Exercise brief | Return the material exactly as supplied, apart from the pictures, which are omitted.

Records to use |
##########

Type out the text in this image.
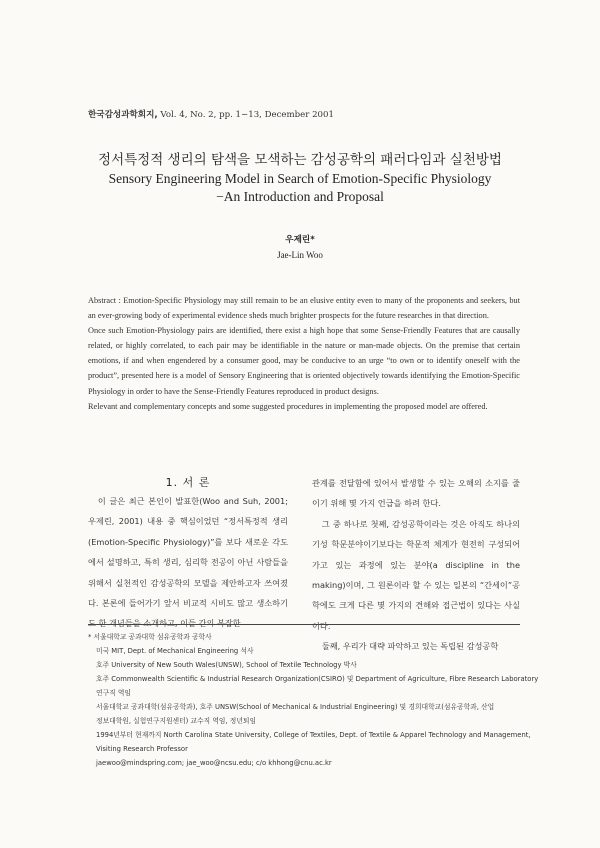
한국감성과학회지, Vol. 4, No. 2, pp. 1−13, December 2001
정서특정적 생리의 탐색을 모색하는 감성공학의 패러다임과 실천방법
Sensory Engineering Model in Search of Emotion-Specific Physiology
−An Introduction and Proposal
우제린*
Jae-Lin Woo

Abstract : Emotion-Specific Physiology may still remain to be an elusive entity even to many of the proponents and seekers, but an ever-growing body of experimental evidence sheds much brighter prospects for the future researches in that direction.

Once such Emotion-Physiology pairs are identified, there exist a high hope that some Sense-Friendly Features that are causally related, or highly correlated, to each pair may be identifiable in the nature or man-made objects. On the premise that certain emotions, if and when engendered by a consumer good, may be conducive to an urge “to own or to identify oneself with the product”, presented here is a model of Sensory Engineering that is oriented objectively towards identifying the Emotion-Specific Physiology in order to have the Sense-Friendly Features reproduced in product designs.

Relevant and complementary concepts and some suggested procedures in implementing the proposed model are offered.

1. 서 론

이 글은 최근 본인이 발표한(Woo and Suh, 2001; 우제린, 2001) 내용 중 핵심이었던 “정서특정적 생리 (Emotion-Specific Physiology)”를 보다 새로운 각도에서 설명하고, 특히 생리, 심리학 전공이 아닌 사람들을 위해서 실천적인 감성공학의 모델을 제안하고자 쓰여졌다. 본론에 들어가기 앞서 비교적 시비도 많고 생소하기도 한 개념들을 소개하고, 이들 간의 복잡한

관계를 전달함에 있어서 발생할 수 있는 오해의 소지를 줄이기 위해 몇 가지 언급을 하려 한다.

그 중 하나로 첫째, 감성공학이라는 것은 아직도 하나의 기성 학문분야이기보다는 학문적 체계가 현전히 구성되어 가고 있는 과정에 있는 분야(a discipline in the making)이며, 그 원론이라 할 수 있는 일본의 “간세이”공학에도 크게 다른 몇 가지의 견해와 접근법이 있다는 사실이다.

둘째, 우리가 대략 파악하고 있는 독립된 감성공학

* 서울대학교 공과대학 섬유공학과 공학사
미국 MIT, Dept. of Mechanical Engineering 석사
호주 University of New South Wales(UNSW), School of Textile Technology 박사
호주 Commonwealth Scientific & Industrial Research Organization(CSIRO) 및 Department of Agriculture, Fibre Research Laboratory
연구직 역임
서울대학교 공과대학(섬유공학과), 호주 UNSW(School of Mechanical & Industrial Engineering) 및 경희대학교(섬유공학과, 산업
정보대학원, 실험연구지원센터) 교수직 역임, 정년퇴임
1994년부터 현재까지 North Carolina State University, College of Textiles, Dept. of Textile & Apparel Technology and Management,
Visiting Research Professor
jaewoo@mindspring.com; jae_woo@ncsu.edu; c/o khhong@cnu.ac.kr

##########

The reply |
Type out the text in this image.
한국감성과학회지, Vol. 4, No. 2, pp. 1−13, December 2001
정서특정적 생리의 탐색을 모색하는 감성공학의 패러다임과 실천방법
Sensory Engineering Model in Search of Emotion-Specific Physiology
−An Introduction and Proposal
우제린*
Jae-Lin Woo

Abstract : Emotion-Specific Physiology may still remain to be an elusive entity even to many of the proponents and seekers, but an ever-growing body of experimental evidence sheds much brighter prospects for the future researches in that direction.

Once such Emotion-Physiology pairs are identified, there exist a high hope that some Sense-Friendly Features that are causally related, or highly correlated, to each pair may be identifiable in the nature or man-made objects. On the premise that certain emotions, if and when engendered by a consumer good, may be conducive to an urge “to own or to identify oneself with the product”, presented here is a model of Sensory Engineering that is oriented objectively towards identifying the Emotion-Specific Physiology in order to have the Sense-Friendly Features reproduced in product designs.

Relevant and complementary concepts and some suggested procedures in implementing the proposed model are offered.

1. 서 론

이 글은 최근 본인이 발표한(Woo and Suh, 2001; 우제린, 2001) 내용 중 핵심이었던 “정서특정적 생리 (Emotion-Specific Physiology)”를 보다 새로운 각도에서 설명하고, 특히 생리, 심리학 전공이 아닌 사람들을 위해서 실천적인 감성공학의 모델을 제안하고자 쓰여졌다. 본론에 들어가기 앞서 비교적 시비도 많고 생소하기도 한 개념들을 소개하고, 이들 간의 복잡한

관계를 전달함에 있어서 발생할 수 있는 오해의 소지를 줄이기 위해 몇 가지 언급을 하려 한다.

그 중 하나로 첫째, 감성공학이라는 것은 아직도 하나의 기성 학문분야이기보다는 학문적 체계가 현전히 구성되어 가고 있는 과정에 있는 분야(a discipline in the making)이며, 그 원론이라 할 수 있는 일본의 “간세이”공학에도 크게 다른 몇 가지의 견해와 접근법이 있다는 사실이다.

둘째, 우리가 대략 파악하고 있는 독립된 감성공학

* 서울대학교 공과대학 섬유공학과 공학사
미국 MIT, Dept. of Mechanical Engineering 석사
호주 University of New South Wales(UNSW), School of Textile Technology 박사
호주 Commonwealth Scientific & Industrial Research Organization(CSIRO) 및 Department of Agriculture, Fibre Research Laboratory
연구직 역임
서울대학교 공과대학(섬유공학과), 호주 UNSW(School of Mechanical & Industrial Engineering) 및 경희대학교(섬유공학과, 산업
정보대학원, 실험연구지원센터) 교수직 역임, 정년퇴임
1994년부터 현재까지 North Carolina State University, College of Textiles, Dept. of Textile & Apparel Technology and Management,
Visiting Research Professor
jaewoo@mindspring.com; jae_woo@ncsu.edu; c/o khhong@cnu.ac.kr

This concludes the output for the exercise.